Die Arbeit mit den Kindern hat Anna große Freude bereitet. „Deswegen würde ich mich freuen, wenn ich das Märchen mit der Unterstützung von Schulen oder sozialen Einrichtungen inhaltlich weiter ausbauen und zusammen mit Kindern weiter umsetzen könnte“, lässt uns Anna abschließend wissen.
Am Studium der Kultur- und Medienpädagogik gefällt ihr am besten die enge Verzahnung von Theorie und Praxis. Außerdem hat sie im Studium gemerkt, dass ihr die Pädagogik liegt und Freude macht. Deshalb kann sie sich vorstellen, sich in diesem Bereich weiterzubilden oder noch ein Studium in Richtung Soziale Arbeit anzuschließen.

====

# Aufgaben
A. Übertrage diesen Satz aus dem Textauszug ins Englische: „Am Studium der Kultur- und Medienpädagogik gefällt ihr am besten die enge Verzahnung von Theorie und Praxis.“
B. Ändere im Textauszug den Abschnitt, der mit den Worten „Die Arbeit mit“ beginnt und mit „Anna abschließend wissen.“ endet: Gib ihn neu wieder und setze dabei „Theaterstück“ anstelle von „Märchen“.

# Ausgangsdaten
====

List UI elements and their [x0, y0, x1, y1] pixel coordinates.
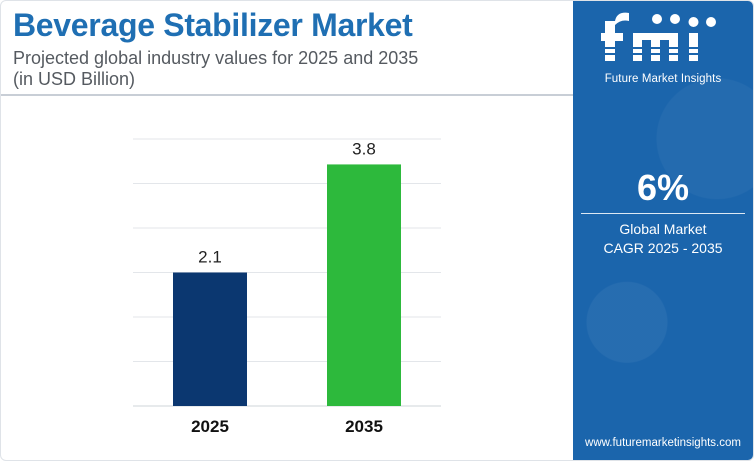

====

# Lösungen
A. What she likes best about studying cultural and media education is the close interlinking of theory and practice.

B.
Die Arbeit mit den Kindern hat Anna große Freude bereitet. „Deswegen würde ich mich freuen, wenn ich das Theaterstück mit der Unterstützung von Schulen oder sozialen Einrichtungen inhaltlich weiter ausbauen und zusammen mit Kindern weiter umsetzen könnte“, lässt uns Anna abschließend wissen.